(Dataset records)
▬▬▬▬▬▬▬▬▬▬

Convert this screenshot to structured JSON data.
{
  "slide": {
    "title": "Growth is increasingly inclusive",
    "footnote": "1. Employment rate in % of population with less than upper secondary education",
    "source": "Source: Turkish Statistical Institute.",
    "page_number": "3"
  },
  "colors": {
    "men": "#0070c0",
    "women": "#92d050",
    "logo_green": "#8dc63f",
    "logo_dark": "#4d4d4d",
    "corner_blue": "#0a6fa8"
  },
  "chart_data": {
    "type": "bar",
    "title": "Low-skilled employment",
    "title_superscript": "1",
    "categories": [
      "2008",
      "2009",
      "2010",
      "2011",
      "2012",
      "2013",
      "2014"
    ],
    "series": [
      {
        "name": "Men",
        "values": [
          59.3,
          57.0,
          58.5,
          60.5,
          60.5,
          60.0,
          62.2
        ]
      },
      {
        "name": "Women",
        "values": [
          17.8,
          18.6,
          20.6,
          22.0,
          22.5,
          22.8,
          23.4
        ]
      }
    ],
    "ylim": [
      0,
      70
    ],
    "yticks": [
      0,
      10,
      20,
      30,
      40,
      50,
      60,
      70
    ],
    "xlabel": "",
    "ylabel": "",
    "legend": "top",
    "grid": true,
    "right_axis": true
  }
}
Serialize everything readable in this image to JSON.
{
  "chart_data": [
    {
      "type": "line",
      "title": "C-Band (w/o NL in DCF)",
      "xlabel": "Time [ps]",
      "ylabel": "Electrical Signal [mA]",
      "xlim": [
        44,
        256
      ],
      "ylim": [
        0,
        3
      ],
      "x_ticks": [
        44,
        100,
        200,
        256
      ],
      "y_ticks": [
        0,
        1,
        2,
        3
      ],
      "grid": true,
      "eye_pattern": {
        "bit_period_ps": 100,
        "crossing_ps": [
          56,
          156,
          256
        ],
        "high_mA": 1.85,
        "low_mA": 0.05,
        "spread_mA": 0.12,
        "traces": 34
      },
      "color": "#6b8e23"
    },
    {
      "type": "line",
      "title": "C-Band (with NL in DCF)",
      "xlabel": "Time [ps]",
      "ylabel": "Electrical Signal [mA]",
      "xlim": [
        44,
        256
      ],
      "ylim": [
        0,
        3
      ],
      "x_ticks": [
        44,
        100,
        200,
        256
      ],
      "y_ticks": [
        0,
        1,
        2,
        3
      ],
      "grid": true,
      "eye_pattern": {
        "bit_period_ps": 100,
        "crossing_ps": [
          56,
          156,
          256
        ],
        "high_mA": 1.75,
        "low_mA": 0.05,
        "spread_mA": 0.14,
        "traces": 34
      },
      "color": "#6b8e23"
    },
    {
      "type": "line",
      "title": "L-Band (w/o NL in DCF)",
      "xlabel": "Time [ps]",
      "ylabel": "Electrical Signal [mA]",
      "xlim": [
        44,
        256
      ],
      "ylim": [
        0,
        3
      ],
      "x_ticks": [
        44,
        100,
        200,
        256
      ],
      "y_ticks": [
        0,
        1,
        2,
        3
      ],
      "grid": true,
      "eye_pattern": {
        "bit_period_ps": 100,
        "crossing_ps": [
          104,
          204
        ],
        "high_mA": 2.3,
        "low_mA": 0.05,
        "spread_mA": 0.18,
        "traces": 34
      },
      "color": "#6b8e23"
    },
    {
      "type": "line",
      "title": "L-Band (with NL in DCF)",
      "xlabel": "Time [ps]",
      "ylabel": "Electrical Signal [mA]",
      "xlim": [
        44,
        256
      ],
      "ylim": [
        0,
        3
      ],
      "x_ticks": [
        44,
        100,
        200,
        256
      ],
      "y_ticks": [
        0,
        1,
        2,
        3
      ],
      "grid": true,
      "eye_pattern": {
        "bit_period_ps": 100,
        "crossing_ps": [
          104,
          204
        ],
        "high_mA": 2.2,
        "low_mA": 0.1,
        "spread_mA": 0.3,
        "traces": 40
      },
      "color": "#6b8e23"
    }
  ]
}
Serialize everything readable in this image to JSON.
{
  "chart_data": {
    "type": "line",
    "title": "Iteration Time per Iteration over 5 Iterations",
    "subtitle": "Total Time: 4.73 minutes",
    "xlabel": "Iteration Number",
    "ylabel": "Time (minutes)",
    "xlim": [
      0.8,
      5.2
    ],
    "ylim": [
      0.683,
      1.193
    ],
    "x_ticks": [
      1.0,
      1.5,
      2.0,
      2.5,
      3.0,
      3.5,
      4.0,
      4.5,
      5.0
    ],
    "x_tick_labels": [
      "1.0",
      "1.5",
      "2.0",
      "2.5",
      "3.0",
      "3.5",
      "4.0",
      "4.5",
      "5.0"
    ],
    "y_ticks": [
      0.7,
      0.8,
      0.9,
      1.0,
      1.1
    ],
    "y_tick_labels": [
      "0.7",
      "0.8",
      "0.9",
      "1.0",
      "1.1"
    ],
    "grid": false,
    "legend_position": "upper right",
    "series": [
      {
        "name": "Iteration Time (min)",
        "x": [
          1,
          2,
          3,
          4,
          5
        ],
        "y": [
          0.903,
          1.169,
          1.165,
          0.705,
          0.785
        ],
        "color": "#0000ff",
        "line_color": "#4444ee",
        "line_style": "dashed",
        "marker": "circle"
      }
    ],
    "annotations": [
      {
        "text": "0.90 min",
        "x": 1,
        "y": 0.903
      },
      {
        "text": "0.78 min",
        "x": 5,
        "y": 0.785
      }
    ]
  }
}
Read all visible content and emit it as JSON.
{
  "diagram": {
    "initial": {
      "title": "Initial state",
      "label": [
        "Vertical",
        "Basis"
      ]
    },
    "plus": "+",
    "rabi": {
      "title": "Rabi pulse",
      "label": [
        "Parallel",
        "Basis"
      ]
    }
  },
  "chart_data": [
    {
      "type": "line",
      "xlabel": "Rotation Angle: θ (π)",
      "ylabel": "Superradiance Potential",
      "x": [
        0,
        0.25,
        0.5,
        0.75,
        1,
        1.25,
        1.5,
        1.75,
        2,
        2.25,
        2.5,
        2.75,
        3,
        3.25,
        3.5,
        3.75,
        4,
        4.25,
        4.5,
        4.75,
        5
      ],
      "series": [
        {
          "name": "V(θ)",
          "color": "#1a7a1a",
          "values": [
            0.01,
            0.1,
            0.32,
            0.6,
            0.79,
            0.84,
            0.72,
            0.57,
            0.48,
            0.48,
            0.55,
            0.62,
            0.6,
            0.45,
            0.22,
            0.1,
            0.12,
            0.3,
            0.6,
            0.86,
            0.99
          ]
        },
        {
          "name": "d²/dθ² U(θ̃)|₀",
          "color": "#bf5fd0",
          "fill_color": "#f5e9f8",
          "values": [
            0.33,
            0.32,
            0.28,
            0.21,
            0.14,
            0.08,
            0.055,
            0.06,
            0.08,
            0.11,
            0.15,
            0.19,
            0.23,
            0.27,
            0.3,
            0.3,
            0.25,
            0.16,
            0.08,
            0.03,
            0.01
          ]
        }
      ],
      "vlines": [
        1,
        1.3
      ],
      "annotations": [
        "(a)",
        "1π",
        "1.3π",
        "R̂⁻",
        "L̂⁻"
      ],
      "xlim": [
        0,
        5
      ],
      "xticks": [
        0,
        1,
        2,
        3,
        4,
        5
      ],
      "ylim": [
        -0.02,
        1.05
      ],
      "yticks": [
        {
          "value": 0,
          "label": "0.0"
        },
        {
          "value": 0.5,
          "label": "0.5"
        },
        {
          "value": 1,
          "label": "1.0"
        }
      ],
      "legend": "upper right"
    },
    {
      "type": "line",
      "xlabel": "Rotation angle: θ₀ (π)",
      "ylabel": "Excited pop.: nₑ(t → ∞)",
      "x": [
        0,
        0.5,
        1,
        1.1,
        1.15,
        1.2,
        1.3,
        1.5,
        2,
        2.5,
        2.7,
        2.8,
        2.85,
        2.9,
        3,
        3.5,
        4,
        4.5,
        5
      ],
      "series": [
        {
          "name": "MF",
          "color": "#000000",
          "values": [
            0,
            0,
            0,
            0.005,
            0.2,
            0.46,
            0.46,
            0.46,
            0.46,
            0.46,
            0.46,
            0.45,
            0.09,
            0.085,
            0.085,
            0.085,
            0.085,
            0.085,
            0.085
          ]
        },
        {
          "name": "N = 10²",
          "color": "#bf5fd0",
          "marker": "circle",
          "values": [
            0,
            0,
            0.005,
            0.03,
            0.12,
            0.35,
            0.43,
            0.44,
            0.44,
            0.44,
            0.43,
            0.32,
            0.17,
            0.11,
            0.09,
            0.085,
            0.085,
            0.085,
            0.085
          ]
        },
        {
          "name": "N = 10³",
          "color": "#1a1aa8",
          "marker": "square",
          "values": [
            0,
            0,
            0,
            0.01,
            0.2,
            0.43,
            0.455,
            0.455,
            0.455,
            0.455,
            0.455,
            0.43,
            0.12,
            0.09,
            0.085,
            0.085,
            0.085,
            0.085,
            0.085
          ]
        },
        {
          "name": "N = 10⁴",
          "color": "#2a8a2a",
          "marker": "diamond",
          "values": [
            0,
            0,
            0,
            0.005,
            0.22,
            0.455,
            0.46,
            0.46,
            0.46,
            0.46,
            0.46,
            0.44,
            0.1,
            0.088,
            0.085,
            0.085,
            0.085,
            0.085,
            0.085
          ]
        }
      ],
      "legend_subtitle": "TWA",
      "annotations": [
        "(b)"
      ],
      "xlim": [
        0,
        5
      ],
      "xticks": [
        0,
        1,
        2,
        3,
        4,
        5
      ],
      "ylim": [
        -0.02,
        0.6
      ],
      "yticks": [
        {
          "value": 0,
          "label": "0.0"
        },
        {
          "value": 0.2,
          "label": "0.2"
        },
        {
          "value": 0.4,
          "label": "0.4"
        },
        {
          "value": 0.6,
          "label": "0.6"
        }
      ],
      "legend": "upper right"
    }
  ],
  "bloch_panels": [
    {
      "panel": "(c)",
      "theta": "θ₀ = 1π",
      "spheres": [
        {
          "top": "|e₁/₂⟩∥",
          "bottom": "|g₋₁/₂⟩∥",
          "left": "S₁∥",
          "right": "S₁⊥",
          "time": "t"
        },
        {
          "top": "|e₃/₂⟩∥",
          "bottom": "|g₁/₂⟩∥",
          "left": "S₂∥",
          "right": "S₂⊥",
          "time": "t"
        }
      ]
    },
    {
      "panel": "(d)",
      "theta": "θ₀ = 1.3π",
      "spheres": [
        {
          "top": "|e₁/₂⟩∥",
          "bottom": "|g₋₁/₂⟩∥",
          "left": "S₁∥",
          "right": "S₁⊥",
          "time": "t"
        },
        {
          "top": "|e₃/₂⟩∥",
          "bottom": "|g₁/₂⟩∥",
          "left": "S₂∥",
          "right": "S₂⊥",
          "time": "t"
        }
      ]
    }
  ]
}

▬▬▬▬▬▬▬▬▬▬

Write out every line of the data that holds the word "with".

    "footnote": "1. Employment rate in % of population with less than upper secondary education",
      "title": "C-Band (with NL in DCF)",
      "title": "L-Band (with NL in DCF)",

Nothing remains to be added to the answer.